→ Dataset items
-=-=-

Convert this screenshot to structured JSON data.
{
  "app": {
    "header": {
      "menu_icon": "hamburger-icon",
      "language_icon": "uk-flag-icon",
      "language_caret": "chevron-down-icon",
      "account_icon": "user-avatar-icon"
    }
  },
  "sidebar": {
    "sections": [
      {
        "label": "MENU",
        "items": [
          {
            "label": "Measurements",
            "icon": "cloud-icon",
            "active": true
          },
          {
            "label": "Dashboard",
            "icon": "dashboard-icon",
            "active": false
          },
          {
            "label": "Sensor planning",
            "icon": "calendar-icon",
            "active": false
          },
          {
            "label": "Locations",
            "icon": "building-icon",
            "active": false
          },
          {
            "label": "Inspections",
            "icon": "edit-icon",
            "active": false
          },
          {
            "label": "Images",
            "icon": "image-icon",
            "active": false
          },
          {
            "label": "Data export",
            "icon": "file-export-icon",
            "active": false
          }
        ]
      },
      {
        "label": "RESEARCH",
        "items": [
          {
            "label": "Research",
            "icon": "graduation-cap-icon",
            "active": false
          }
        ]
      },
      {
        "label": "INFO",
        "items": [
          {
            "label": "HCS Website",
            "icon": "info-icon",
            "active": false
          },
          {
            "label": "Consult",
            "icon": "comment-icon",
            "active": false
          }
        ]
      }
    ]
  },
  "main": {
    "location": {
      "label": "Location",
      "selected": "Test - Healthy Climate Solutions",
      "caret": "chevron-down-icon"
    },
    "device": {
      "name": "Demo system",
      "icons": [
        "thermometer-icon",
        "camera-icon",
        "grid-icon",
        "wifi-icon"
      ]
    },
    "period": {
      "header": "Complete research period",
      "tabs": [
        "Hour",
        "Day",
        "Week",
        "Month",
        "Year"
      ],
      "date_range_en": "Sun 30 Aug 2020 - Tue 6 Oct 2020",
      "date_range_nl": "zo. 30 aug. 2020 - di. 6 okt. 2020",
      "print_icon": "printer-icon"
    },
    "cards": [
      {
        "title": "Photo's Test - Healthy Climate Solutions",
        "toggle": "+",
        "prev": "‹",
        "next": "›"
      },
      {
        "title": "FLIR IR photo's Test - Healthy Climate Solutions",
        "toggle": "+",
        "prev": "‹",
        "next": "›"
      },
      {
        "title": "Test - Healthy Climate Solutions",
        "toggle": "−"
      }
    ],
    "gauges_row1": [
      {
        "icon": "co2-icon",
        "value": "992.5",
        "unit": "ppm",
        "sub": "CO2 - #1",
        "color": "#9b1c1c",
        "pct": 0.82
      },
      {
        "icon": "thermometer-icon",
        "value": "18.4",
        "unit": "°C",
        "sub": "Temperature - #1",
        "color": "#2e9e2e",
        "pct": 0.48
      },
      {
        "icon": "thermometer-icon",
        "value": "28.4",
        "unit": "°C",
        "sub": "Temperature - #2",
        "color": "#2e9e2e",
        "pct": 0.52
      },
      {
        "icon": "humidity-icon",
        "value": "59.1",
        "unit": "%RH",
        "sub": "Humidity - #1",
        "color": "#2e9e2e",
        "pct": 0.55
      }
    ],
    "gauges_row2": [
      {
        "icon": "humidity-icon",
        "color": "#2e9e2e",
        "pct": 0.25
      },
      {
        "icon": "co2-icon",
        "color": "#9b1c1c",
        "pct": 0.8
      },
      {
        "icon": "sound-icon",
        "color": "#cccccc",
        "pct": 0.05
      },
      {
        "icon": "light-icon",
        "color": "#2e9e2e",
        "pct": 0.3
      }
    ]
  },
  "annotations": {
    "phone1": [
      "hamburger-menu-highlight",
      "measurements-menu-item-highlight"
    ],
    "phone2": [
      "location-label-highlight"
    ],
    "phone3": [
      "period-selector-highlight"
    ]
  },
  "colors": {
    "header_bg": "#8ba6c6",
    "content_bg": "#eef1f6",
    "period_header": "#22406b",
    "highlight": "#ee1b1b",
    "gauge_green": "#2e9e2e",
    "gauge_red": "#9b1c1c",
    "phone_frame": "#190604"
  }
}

-=-=-

→ What the task asks
Copy in full each line that holds the word "value".

→ Full solution
        "value": "992.5",
        "value": "18.4",
        "value": "28.4",
        "value": "59.1",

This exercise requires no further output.